Task to complete:
The records should be repeated word for word, pictures excluded.
*** Dataset ***
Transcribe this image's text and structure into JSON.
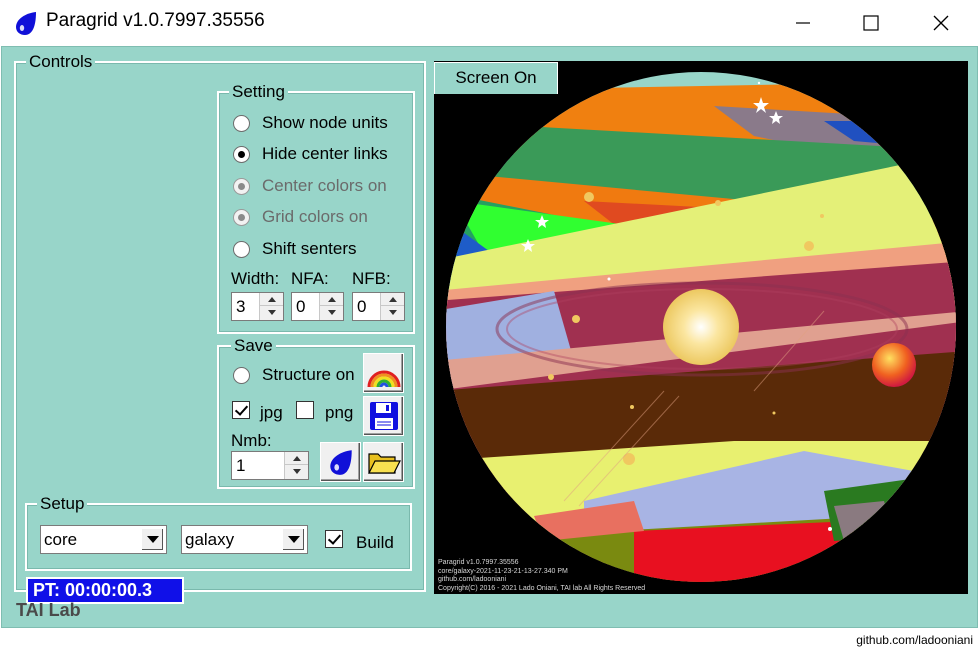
{
  "window": {
    "title": "Paragrid v1.0.7997.35556",
    "app_icon": "blue-drop-icon",
    "controls": [
      "minimize-icon",
      "maximize-icon",
      "close-icon"
    ]
  },
  "controls_group": {
    "label": "Controls"
  },
  "setting": {
    "label": "Setting",
    "options": [
      {
        "label": "Show node units",
        "checked": false,
        "enabled": true
      },
      {
        "label": "Hide center links",
        "checked": true,
        "enabled": true
      },
      {
        "label": "Center colors on",
        "checked": true,
        "enabled": false
      },
      {
        "label": "Grid colors on",
        "checked": true,
        "enabled": false
      },
      {
        "label": "Shift senters",
        "checked": false,
        "enabled": true
      }
    ],
    "fields": [
      {
        "label": "Width:",
        "value": "3"
      },
      {
        "label": "NFA:",
        "value": "0"
      },
      {
        "label": "NFB:",
        "value": "0"
      }
    ]
  },
  "save": {
    "label": "Save",
    "structure_label": "Structure on",
    "jpg_label": "jpg",
    "jpg_checked": true,
    "png_label": "png",
    "png_checked": false,
    "nmb_label": "Nmb:",
    "nmb_value": "1",
    "icons": [
      "rainbow-icon",
      "floppy-disk-icon",
      "blue-drop-icon",
      "folder-open-icon"
    ]
  },
  "setup": {
    "label": "Setup",
    "combo1": "core",
    "combo2": "galaxy",
    "build_label": "Build",
    "build_checked": true
  },
  "status": {
    "pt": "PT: 00:00:00.3",
    "pt_color": "#1010e8"
  },
  "footer_label": "TAI Lab",
  "screen": {
    "tab_label": "Screen On",
    "credits": [
      "Paragrid v1.0.7997.35556",
      "core/galaxy-2021-11-23-21-13-27.340 PM",
      "github.com/ladooniani",
      "Copyright(C) 2016 - 2021 Lado Oniani, TAI lab All Rights Reserved"
    ]
  },
  "watermark": "github.com/ladooniani",
  "colors": {
    "panel": "#98d5c9",
    "canvas": "#000000",
    "accent": "#1010e8"
  }
}
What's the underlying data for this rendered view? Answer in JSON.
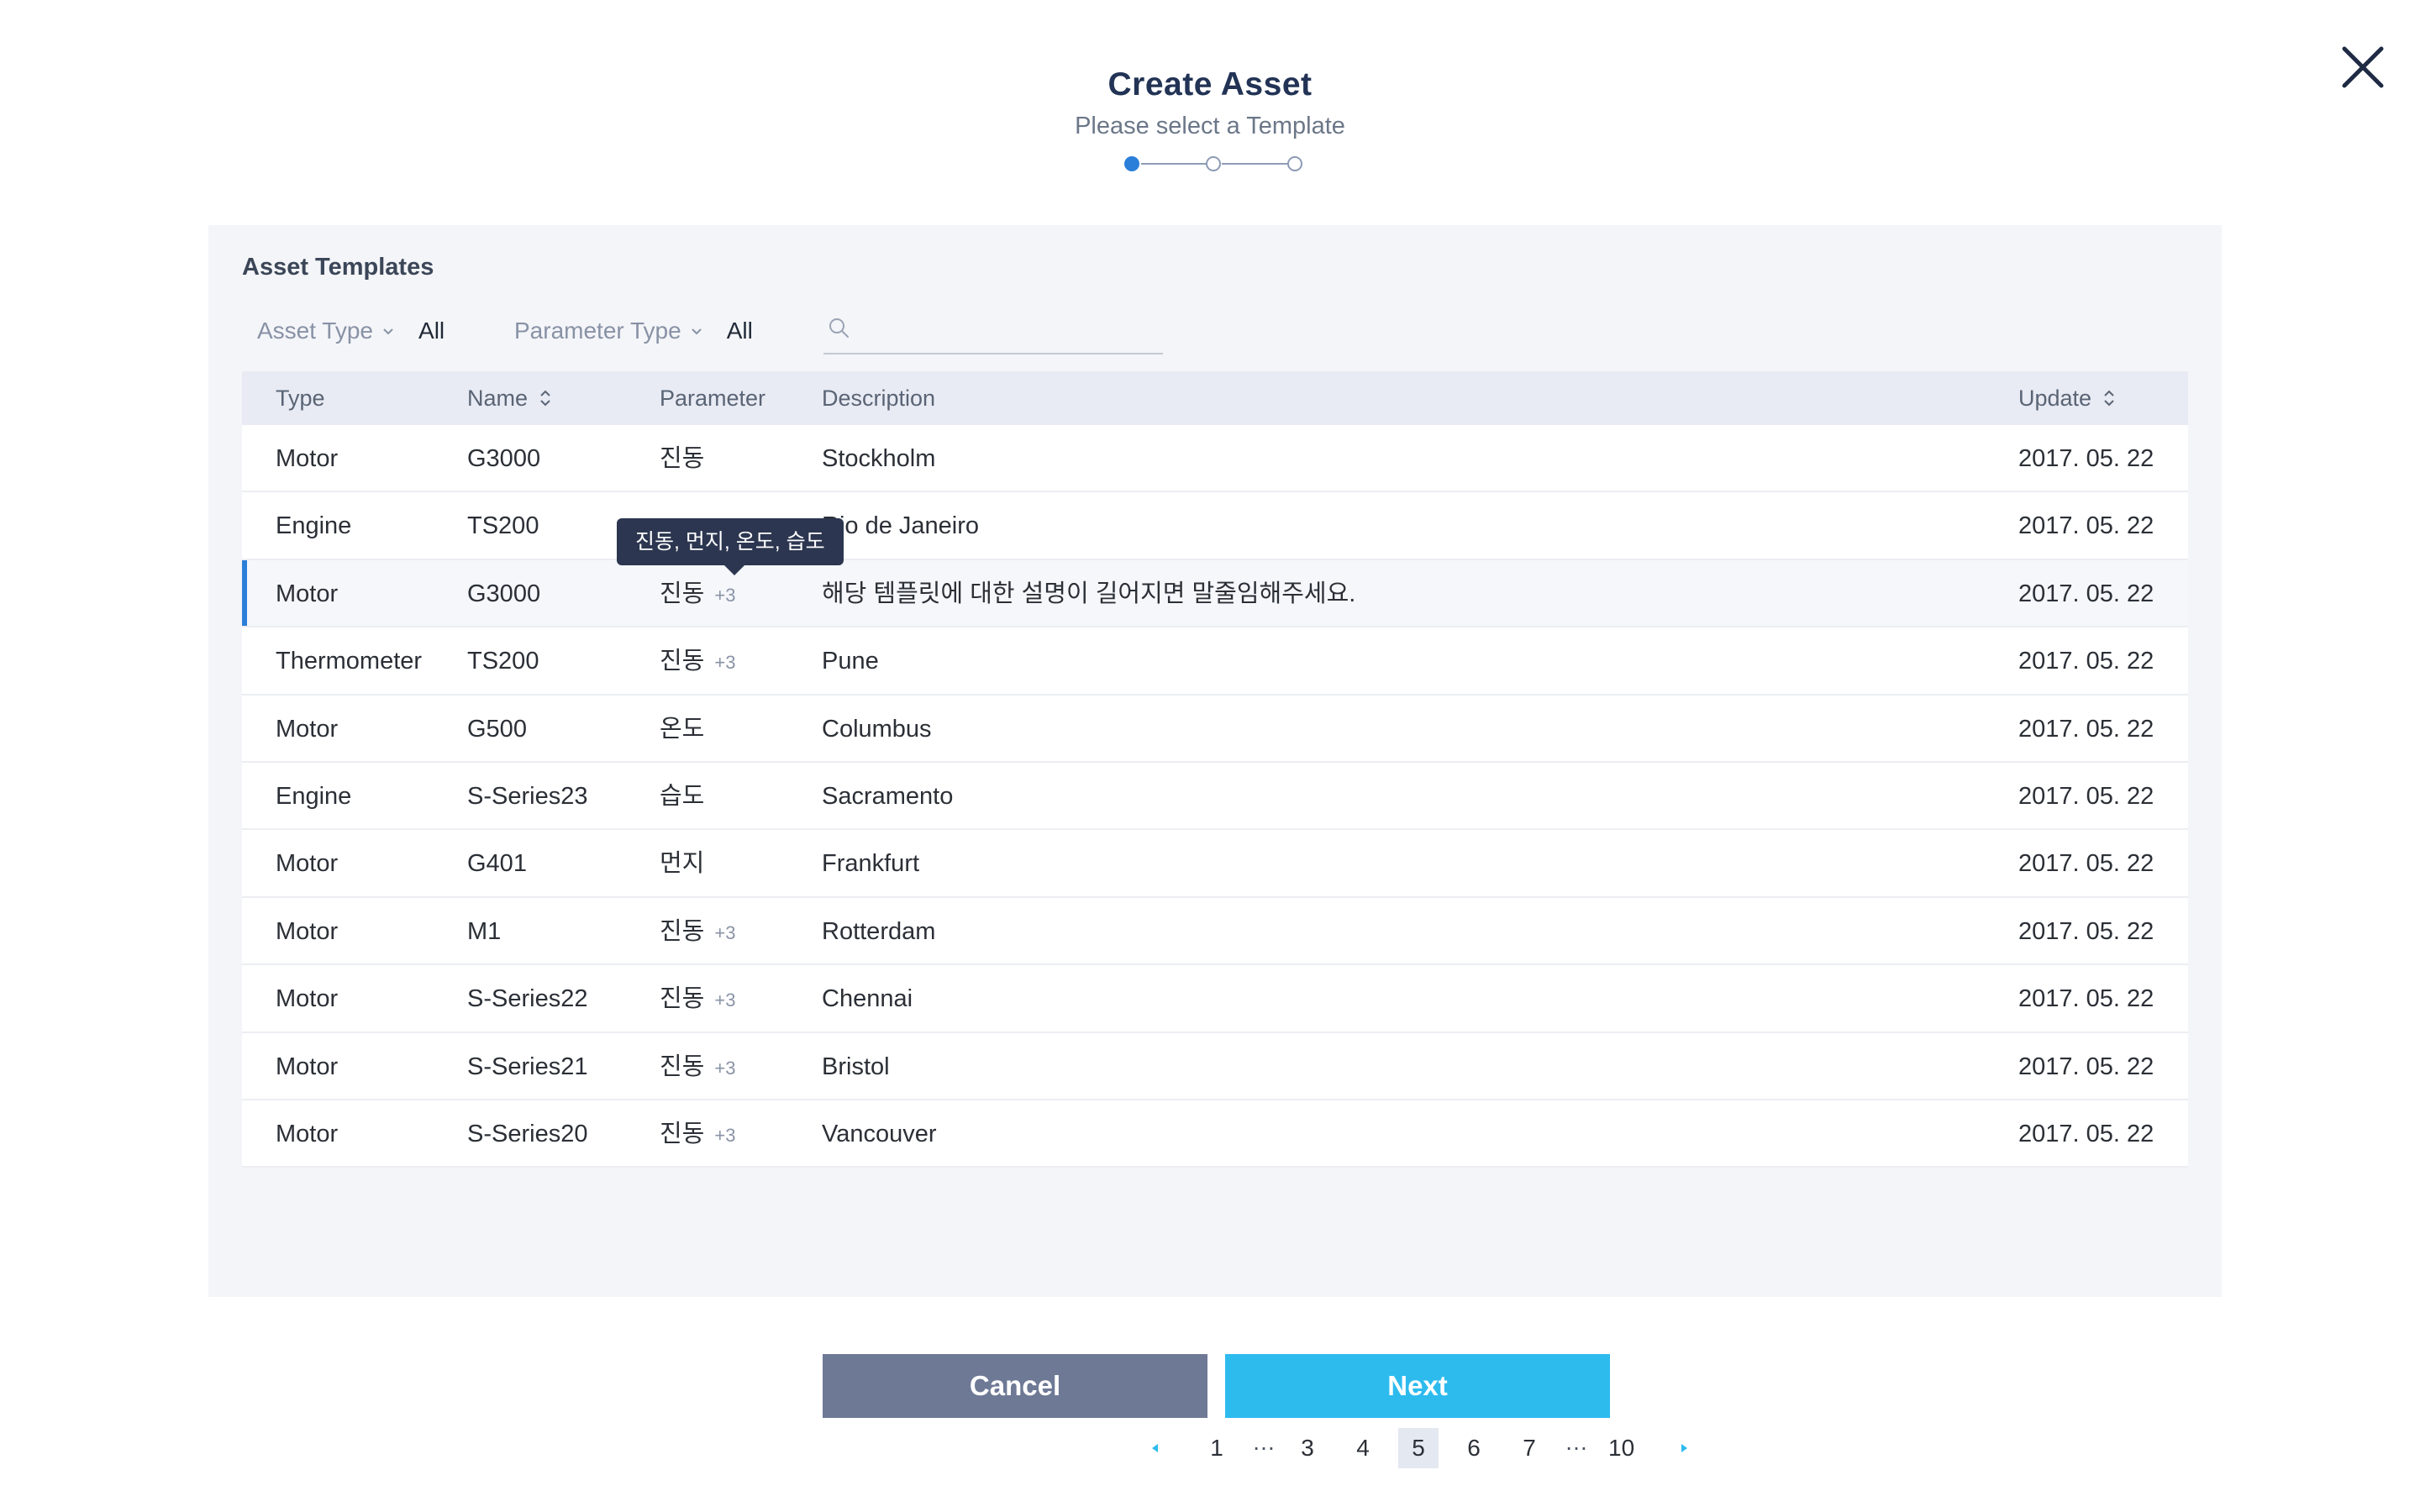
{
  "header": {
    "title": "Create Asset",
    "subtitle": "Please select a Template",
    "steps_total": 3,
    "current_step": 1
  },
  "panel": {
    "title": "Asset Templates",
    "filters": {
      "asset_type_label": "Asset Type",
      "asset_type_value": "All",
      "parameter_type_label": "Parameter Type",
      "parameter_type_value": "All"
    },
    "search": {
      "value": "",
      "placeholder": ""
    }
  },
  "table": {
    "columns": [
      "Type",
      "Name",
      "Parameter",
      "Description",
      "Update"
    ],
    "rows": [
      {
        "type": "Motor",
        "name": "G3000",
        "param": "진동",
        "param_extra": "",
        "desc": "Stockholm",
        "date": "2017. 05. 22"
      },
      {
        "type": "Engine",
        "name": "TS200",
        "param": "",
        "param_extra": "",
        "desc": "Rio de Janeiro",
        "date": "2017. 05. 22"
      },
      {
        "type": "Motor",
        "name": "G3000",
        "param": "진동",
        "param_extra": "+3",
        "desc": "해당 템플릿에 대한 설명이 길어지면 말줄임해주세요.",
        "date": "2017. 05. 22"
      },
      {
        "type": "Thermometer",
        "name": "TS200",
        "param": "진동",
        "param_extra": "+3",
        "desc": "Pune",
        "date": "2017. 05. 22"
      },
      {
        "type": "Motor",
        "name": "G500",
        "param": "온도",
        "param_extra": "",
        "desc": "Columbus",
        "date": "2017. 05. 22"
      },
      {
        "type": "Engine",
        "name": "S-Series23",
        "param": "습도",
        "param_extra": "",
        "desc": "Sacramento",
        "date": "2017. 05. 22"
      },
      {
        "type": "Motor",
        "name": "G401",
        "param": "먼지",
        "param_extra": "",
        "desc": "Frankfurt",
        "date": "2017. 05. 22"
      },
      {
        "type": "Motor",
        "name": "M1",
        "param": "진동",
        "param_extra": "+3",
        "desc": "Rotterdam",
        "date": "2017. 05. 22"
      },
      {
        "type": "Motor",
        "name": "S-Series22",
        "param": "진동",
        "param_extra": "+3",
        "desc": "Chennai",
        "date": "2017. 05. 22"
      },
      {
        "type": "Motor",
        "name": "S-Series21",
        "param": "진동",
        "param_extra": "+3",
        "desc": "Bristol",
        "date": "2017. 05. 22"
      },
      {
        "type": "Motor",
        "name": "S-Series20",
        "param": "진동",
        "param_extra": "+3",
        "desc": "Vancouver",
        "date": "2017. 05. 22"
      }
    ],
    "selected_row": 2,
    "tooltip": "진동, 먼지, 온도, 습도"
  },
  "pagination": {
    "pages": [
      "1",
      "…",
      "3",
      "4",
      "5",
      "6",
      "7",
      "…",
      "10"
    ],
    "current": "5"
  },
  "buttons": {
    "cancel": "Cancel",
    "next": "Next"
  },
  "colors": {
    "accent": "#2b7fd9",
    "next": "#2dbbee",
    "cancel": "#6e7995",
    "tooltip": "#2c3650"
  }
}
***
Reply:
Transcribe this image's text and structure into JSON.
{
  "window": {
    "title": "Paragrid v1.0.7997.35556",
    "app_icon": "blue-drop-icon",
    "controls": [
      "minimize-icon",
      "maximize-icon",
      "close-icon"
    ]
  },
  "controls_group": {
    "label": "Controls"
  },
  "setting": {
    "label": "Setting",
    "options": [
      {
        "label": "Show node units",
        "checked": false,
        "enabled": true
      },
      {
        "label": "Hide center links",
        "checked": true,
        "enabled": true
      },
      {
        "label": "Center colors on",
        "checked": true,
        "enabled": false
      },
      {
        "label": "Grid colors on",
        "checked": true,
        "enabled": false
      },
      {
        "label": "Shift senters",
        "checked": false,
        "enabled": true
      }
    ],
    "fields": [
      {
        "label": "Width:",
        "value": "3"
      },
      {
        "label": "NFA:",
        "value": "0"
      },
      {
        "label": "NFB:",
        "value": "0"
      }
    ]
  },
  "save": {
    "label": "Save",
    "structure_label": "Structure on",
    "jpg_label": "jpg",
    "jpg_checked": true,
    "png_label": "png",
    "png_checked": false,
    "nmb_label": "Nmb:",
    "nmb_value": "1",
    "icons": [
      "rainbow-icon",
      "floppy-disk-icon",
      "blue-drop-icon",
      "folder-open-icon"
    ]
  },
  "setup": {
    "label": "Setup",
    "combo1": "core",
    "combo2": "galaxy",
    "build_label": "Build",
    "build_checked": true
  },
  "status": {
    "pt": "PT: 00:00:00.3",
    "pt_color": "#1010e8"
  },
  "footer_label": "TAI Lab",
  "screen": {
    "tab_label": "Screen On",
    "credits": [
      "Paragrid v1.0.7997.35556",
      "core/galaxy-2021-11-23-21-13-27.340 PM",
      "github.com/ladooniani",
      "Copyright(C) 2016 - 2021 Lado Oniani, TAI lab All Rights Reserved"
    ]
  },
  "watermark": "github.com/ladooniani",
  "colors": {
    "panel": "#98d5c9",
    "canvas": "#000000",
    "accent": "#1010e8"
  }
}
What's the underlying data for this rendered view? Answer in JSON.
{
  "header": {
    "title": "Create Asset",
    "subtitle": "Please select a Template",
    "steps_total": 3,
    "current_step": 1
  },
  "panel": {
    "title": "Asset Templates",
    "filters": {
      "asset_type_label": "Asset Type",
      "asset_type_value": "All",
      "parameter_type_label": "Parameter Type",
      "parameter_type_value": "All"
    },
    "search": {
      "value": "",
      "placeholder": ""
    }
  },
  "table": {
    "columns": [
      "Type",
      "Name",
      "Parameter",
      "Description",
      "Update"
    ],
    "rows": [
      {
        "type": "Motor",
        "name": "G3000",
        "param": "진동",
        "param_extra": "",
        "desc": "Stockholm",
        "date": "2017. 05. 22"
      },
      {
        "type": "Engine",
        "name": "TS200",
        "param": "",
        "param_extra": "",
        "desc": "Rio de Janeiro",
        "date": "2017. 05. 22"
      },
      {
        "type": "Motor",
        "name": "G3000",
        "param": "진동",
        "param_extra": "+3",
        "desc": "해당 템플릿에 대한 설명이 길어지면 말줄임해주세요.",
        "date": "2017. 05. 22"
      },
      {
        "type": "Thermometer",
        "name": "TS200",
        "param": "진동",
        "param_extra": "+3",
        "desc": "Pune",
        "date": "2017. 05. 22"
      },
      {
        "type": "Motor",
        "name": "G500",
        "param": "온도",
        "param_extra": "",
        "desc": "Columbus",
        "date": "2017. 05. 22"
      },
      {
        "type": "Engine",
        "name": "S-Series23",
        "param": "습도",
        "param_extra": "",
        "desc": "Sacramento",
        "date": "2017. 05. 22"
      },
      {
        "type": "Motor",
        "name": "G401",
        "param": "먼지",
        "param_extra": "",
        "desc": "Frankfurt",
        "date": "2017. 05. 22"
      },
      {
        "type": "Motor",
        "name": "M1",
        "param": "진동",
        "param_extra": "+3",
        "desc": "Rotterdam",
        "date": "2017. 05. 22"
      },
      {
        "type": "Motor",
        "name": "S-Series22",
        "param": "진동",
        "param_extra": "+3",
        "desc": "Chennai",
        "date": "2017. 05. 22"
      },
      {
        "type": "Motor",
        "name": "S-Series21",
        "param": "진동",
        "param_extra": "+3",
        "desc": "Bristol",
        "date": "2017. 05. 22"
      },
      {
        "type": "Motor",
        "name": "S-Series20",
        "param": "진동",
        "param_extra": "+3",
        "desc": "Vancouver",
        "date": "2017. 05. 22"
      }
    ],
    "selected_row": 2,
    "tooltip": "진동, 먼지, 온도, 습도"
  },
  "pagination": {
    "pages": [
      "1",
      "…",
      "3",
      "4",
      "5",
      "6",
      "7",
      "…",
      "10"
    ],
    "current": "5"
  },
  "buttons": {
    "cancel": "Cancel",
    "next": "Next"
  },
  "colors": {
    "accent": "#2b7fd9",
    "next": "#2dbbee",
    "cancel": "#6e7995",
    "tooltip": "#2c3650"
  }
}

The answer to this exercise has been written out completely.